= The exercise =
Please retype every one of the records below exactly, keeping each line and character unchanged.

┌─ Data lines

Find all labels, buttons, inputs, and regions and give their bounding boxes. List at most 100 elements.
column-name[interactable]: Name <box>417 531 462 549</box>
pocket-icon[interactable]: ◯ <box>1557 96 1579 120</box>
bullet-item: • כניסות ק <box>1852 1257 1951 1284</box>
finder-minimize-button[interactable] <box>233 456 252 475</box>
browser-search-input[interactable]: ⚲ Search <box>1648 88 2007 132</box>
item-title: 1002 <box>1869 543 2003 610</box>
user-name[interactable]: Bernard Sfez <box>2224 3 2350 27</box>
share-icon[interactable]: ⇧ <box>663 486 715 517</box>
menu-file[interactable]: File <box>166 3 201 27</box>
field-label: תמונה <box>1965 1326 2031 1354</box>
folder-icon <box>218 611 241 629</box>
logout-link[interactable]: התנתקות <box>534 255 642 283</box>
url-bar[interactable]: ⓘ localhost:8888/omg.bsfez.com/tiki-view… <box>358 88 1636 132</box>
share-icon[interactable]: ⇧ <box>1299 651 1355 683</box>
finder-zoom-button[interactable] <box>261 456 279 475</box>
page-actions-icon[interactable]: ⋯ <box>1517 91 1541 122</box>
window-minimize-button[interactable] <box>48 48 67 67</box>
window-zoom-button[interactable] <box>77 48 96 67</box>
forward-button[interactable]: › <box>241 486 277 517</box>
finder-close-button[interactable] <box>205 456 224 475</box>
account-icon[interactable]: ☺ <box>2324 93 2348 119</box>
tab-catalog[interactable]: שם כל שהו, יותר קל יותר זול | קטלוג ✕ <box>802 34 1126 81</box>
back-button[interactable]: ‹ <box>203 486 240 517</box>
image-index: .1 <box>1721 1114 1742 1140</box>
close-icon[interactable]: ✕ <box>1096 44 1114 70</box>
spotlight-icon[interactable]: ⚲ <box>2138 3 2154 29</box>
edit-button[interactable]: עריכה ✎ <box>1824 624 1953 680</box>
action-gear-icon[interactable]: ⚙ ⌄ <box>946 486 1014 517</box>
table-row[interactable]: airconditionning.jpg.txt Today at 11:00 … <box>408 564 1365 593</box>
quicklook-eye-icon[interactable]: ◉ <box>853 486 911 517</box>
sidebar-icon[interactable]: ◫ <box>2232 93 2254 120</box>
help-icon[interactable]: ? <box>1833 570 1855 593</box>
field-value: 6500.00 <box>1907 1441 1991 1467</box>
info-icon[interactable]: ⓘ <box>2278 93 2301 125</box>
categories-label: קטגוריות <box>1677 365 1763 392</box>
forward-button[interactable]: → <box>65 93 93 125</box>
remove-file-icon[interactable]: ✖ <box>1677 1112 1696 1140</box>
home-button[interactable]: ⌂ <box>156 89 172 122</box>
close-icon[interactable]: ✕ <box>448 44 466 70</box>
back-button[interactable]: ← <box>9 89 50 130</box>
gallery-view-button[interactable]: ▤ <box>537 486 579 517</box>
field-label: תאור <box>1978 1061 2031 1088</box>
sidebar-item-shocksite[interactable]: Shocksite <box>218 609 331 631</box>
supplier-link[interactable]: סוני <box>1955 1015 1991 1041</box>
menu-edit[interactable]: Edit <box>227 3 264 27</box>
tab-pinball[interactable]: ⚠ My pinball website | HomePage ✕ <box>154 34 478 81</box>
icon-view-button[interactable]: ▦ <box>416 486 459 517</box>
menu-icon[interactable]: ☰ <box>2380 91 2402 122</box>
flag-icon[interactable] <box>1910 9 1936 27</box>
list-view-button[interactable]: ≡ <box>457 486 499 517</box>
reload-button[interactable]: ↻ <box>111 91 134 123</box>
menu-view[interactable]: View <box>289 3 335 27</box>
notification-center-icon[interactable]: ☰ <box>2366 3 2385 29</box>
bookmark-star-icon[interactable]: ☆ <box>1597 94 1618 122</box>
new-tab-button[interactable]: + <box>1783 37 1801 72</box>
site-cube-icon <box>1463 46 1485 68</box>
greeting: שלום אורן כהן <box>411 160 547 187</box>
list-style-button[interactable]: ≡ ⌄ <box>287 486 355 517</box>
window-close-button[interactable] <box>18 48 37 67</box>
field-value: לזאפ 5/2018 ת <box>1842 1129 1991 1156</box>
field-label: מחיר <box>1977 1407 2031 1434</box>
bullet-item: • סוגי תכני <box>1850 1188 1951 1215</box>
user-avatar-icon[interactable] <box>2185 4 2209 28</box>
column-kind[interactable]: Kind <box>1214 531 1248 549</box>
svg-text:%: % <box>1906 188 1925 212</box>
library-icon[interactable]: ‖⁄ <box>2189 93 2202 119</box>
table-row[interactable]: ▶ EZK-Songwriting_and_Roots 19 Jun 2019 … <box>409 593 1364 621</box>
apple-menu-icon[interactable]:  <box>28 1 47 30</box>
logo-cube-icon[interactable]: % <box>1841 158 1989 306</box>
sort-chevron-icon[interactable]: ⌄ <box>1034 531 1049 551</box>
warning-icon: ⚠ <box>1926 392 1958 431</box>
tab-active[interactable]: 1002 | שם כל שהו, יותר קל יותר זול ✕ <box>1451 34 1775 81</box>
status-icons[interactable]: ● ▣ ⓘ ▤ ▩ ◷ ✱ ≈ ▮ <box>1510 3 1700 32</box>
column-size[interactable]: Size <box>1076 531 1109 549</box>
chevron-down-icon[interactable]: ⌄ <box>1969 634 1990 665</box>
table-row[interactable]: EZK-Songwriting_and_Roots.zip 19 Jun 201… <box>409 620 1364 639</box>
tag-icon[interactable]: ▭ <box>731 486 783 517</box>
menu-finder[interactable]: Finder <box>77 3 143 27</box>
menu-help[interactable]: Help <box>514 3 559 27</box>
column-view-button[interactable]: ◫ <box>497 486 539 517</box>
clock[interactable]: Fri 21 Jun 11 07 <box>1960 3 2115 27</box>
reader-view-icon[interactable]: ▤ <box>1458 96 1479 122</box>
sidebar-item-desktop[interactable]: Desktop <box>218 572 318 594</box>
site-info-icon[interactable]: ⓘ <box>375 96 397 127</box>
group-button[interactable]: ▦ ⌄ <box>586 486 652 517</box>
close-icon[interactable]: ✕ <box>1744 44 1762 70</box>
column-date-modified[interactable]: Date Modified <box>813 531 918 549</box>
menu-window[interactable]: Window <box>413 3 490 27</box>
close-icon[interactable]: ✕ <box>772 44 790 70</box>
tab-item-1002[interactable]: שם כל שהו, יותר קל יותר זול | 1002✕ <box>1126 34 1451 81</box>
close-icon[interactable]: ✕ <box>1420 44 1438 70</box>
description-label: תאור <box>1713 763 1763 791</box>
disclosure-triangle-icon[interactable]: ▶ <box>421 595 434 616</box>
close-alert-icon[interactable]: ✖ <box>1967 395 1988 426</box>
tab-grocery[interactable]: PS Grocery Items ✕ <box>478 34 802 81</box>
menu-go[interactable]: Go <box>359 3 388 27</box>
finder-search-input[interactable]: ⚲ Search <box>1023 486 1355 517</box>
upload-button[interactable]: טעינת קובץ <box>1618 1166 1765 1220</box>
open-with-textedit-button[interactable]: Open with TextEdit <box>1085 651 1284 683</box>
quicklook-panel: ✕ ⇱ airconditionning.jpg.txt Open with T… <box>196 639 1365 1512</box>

└─

= Result =
Find all labels, buttons, inputs, and regions and give their bounding boxes. List at most 100 elements.
column-name[interactable]: Name <box>417 531 462 549</box>
pocket-icon[interactable]: ◯ <box>1557 96 1579 120</box>
bullet-item: • כניסות ק <box>1852 1257 1951 1284</box>
finder-minimize-button[interactable] <box>233 456 252 475</box>
browser-search-input[interactable]: ⚲ Search <box>1648 88 2007 132</box>
item-title: 1002 <box>1869 543 2003 610</box>
user-name[interactable]: Bernard Sfez <box>2224 3 2350 27</box>
share-icon[interactable]: ⇧ <box>663 486 715 517</box>
menu-file[interactable]: File <box>166 3 201 27</box>
field-label: תמונה <box>1965 1326 2031 1354</box>
folder-icon <box>218 611 241 629</box>
logout-link[interactable]: התנתקות <box>534 255 642 283</box>
url-bar[interactable]: ⓘ localhost:8888/omg.bsfez.com/tiki-view… <box>358 88 1636 132</box>
share-icon[interactable]: ⇧ <box>1299 651 1355 683</box>
finder-zoom-button[interactable] <box>261 456 279 475</box>
page-actions-icon[interactable]: ⋯ <box>1517 91 1541 122</box>
window-minimize-button[interactable] <box>48 48 67 67</box>
window-zoom-button[interactable] <box>77 48 96 67</box>
forward-button[interactable]: › <box>241 486 277 517</box>
finder-close-button[interactable] <box>205 456 224 475</box>
account-icon[interactable]: ☺ <box>2324 93 2348 119</box>
tab-catalog[interactable]: שם כל שהו, יותר קל יותר זול | קטלוג ✕ <box>802 34 1126 81</box>
back-button[interactable]: ‹ <box>203 486 240 517</box>
image-index: .1 <box>1721 1114 1742 1140</box>
close-icon[interactable]: ✕ <box>1096 44 1114 70</box>
spotlight-icon[interactable]: ⚲ <box>2138 3 2154 29</box>
edit-button[interactable]: עריכה ✎ <box>1824 624 1953 680</box>
action-gear-icon[interactable]: ⚙ ⌄ <box>946 486 1014 517</box>
table-row[interactable]: airconditionning.jpg.txt Today at 11:00 … <box>408 564 1365 593</box>
quicklook-eye-icon[interactable]: ◉ <box>853 486 911 517</box>
sidebar-icon[interactable]: ◫ <box>2232 93 2254 120</box>
help-icon[interactable]: ? <box>1833 570 1855 593</box>
field-value: 6500.00 <box>1907 1441 1991 1467</box>
info-icon[interactable]: ⓘ <box>2278 93 2301 125</box>
categories-label: קטגוריות <box>1677 365 1763 392</box>
forward-button[interactable]: → <box>65 93 93 125</box>
remove-file-icon[interactable]: ✖ <box>1677 1112 1696 1140</box>
home-button[interactable]: ⌂ <box>156 89 172 122</box>
close-icon[interactable]: ✕ <box>448 44 466 70</box>
back-button[interactable]: ← <box>9 89 50 130</box>
gallery-view-button[interactable]: ▤ <box>537 486 579 517</box>
field-label: תאור <box>1978 1061 2031 1088</box>
sidebar-item-shocksite[interactable]: Shocksite <box>218 609 331 631</box>
supplier-link[interactable]: סוני <box>1955 1015 1991 1041</box>
menu-edit[interactable]: Edit <box>227 3 264 27</box>
tab-pinball[interactable]: ⚠ My pinball website | HomePage ✕ <box>154 34 478 81</box>
icon-view-button[interactable]: ▦ <box>416 486 459 517</box>
menu-icon[interactable]: ☰ <box>2380 91 2402 122</box>
flag-icon[interactable] <box>1910 9 1936 27</box>
list-view-button[interactable]: ≡ <box>457 486 499 517</box>
reload-button[interactable]: ↻ <box>111 91 134 123</box>
menu-view[interactable]: View <box>289 3 335 27</box>
notification-center-icon[interactable]: ☰ <box>2366 3 2385 29</box>
bookmark-star-icon[interactable]: ☆ <box>1597 94 1618 122</box>
new-tab-button[interactable]: + <box>1783 37 1801 72</box>
site-cube-icon <box>1463 46 1485 68</box>
greeting: שלום אורן כהן <box>411 160 547 187</box>
list-style-button[interactable]: ≡ ⌄ <box>287 486 355 517</box>
window-close-button[interactable] <box>18 48 37 67</box>
field-value: לזאפ 5/2018 ת <box>1842 1129 1991 1156</box>
field-label: מחיר <box>1977 1407 2031 1434</box>
bullet-item: • סוגי תכני <box>1850 1188 1951 1215</box>
user-avatar-icon[interactable] <box>2185 4 2209 28</box>
column-kind[interactable]: Kind <box>1214 531 1248 549</box>
svg-text:%: % <box>1906 188 1925 212</box>
library-icon[interactable]: ‖⁄ <box>2189 93 2202 119</box>
table-row[interactable]: ▶ EZK-Songwriting_and_Roots 19 Jun 2019 … <box>409 593 1364 621</box>
apple-menu-icon[interactable]:  <box>28 1 47 30</box>
logo-cube-icon[interactable]: % <box>1841 158 1989 306</box>
sort-chevron-icon[interactable]: ⌄ <box>1034 531 1049 551</box>
warning-icon: ⚠ <box>1926 392 1958 431</box>
tab-active[interactable]: 1002 | שם כל שהו, יותר קל יותר זול ✕ <box>1451 34 1775 81</box>
status-icons[interactable]: ● ▣ ⓘ ▤ ▩ ◷ ✱ ≈ ▮ <box>1510 3 1700 32</box>
column-size[interactable]: Size <box>1076 531 1109 549</box>
chevron-down-icon[interactable]: ⌄ <box>1969 634 1990 665</box>
table-row[interactable]: EZK-Songwriting_and_Roots.zip 19 Jun 201… <box>409 620 1364 639</box>
tag-icon[interactable]: ▭ <box>731 486 783 517</box>
menu-finder[interactable]: Finder <box>77 3 143 27</box>
menu-help[interactable]: Help <box>514 3 559 27</box>
column-view-button[interactable]: ◫ <box>497 486 539 517</box>
clock[interactable]: Fri 21 Jun 11 07 <box>1960 3 2115 27</box>
reader-view-icon[interactable]: ▤ <box>1458 96 1479 122</box>
sidebar-item-desktop[interactable]: Desktop <box>218 572 318 594</box>
site-info-icon[interactable]: ⓘ <box>375 96 397 127</box>
group-button[interactable]: ▦ ⌄ <box>586 486 652 517</box>
close-icon[interactable]: ✕ <box>1744 44 1762 70</box>
column-date-modified[interactable]: Date Modified <box>813 531 918 549</box>
menu-window[interactable]: Window <box>413 3 490 27</box>
close-icon[interactable]: ✕ <box>772 44 790 70</box>
tab-item-1002[interactable]: שם כל שהו, יותר קל יותר זול | 1002✕ <box>1126 34 1451 81</box>
close-icon[interactable]: ✕ <box>1420 44 1438 70</box>
description-label: תאור <box>1713 763 1763 791</box>
disclosure-triangle-icon[interactable]: ▶ <box>421 595 434 616</box>
close-alert-icon[interactable]: ✖ <box>1967 395 1988 426</box>
tab-grocery[interactable]: PS Grocery Items ✕ <box>478 34 802 81</box>
menu-go[interactable]: Go <box>359 3 388 27</box>
finder-search-input[interactable]: ⚲ Search <box>1023 486 1355 517</box>
upload-button[interactable]: טעינת קובץ <box>1618 1166 1765 1220</box>
open-with-textedit-button[interactable]: Open with TextEdit <box>1085 651 1284 683</box>
quicklook-panel: ✕ ⇱ airconditionning.jpg.txt Open with T… <box>196 639 1365 1512</box>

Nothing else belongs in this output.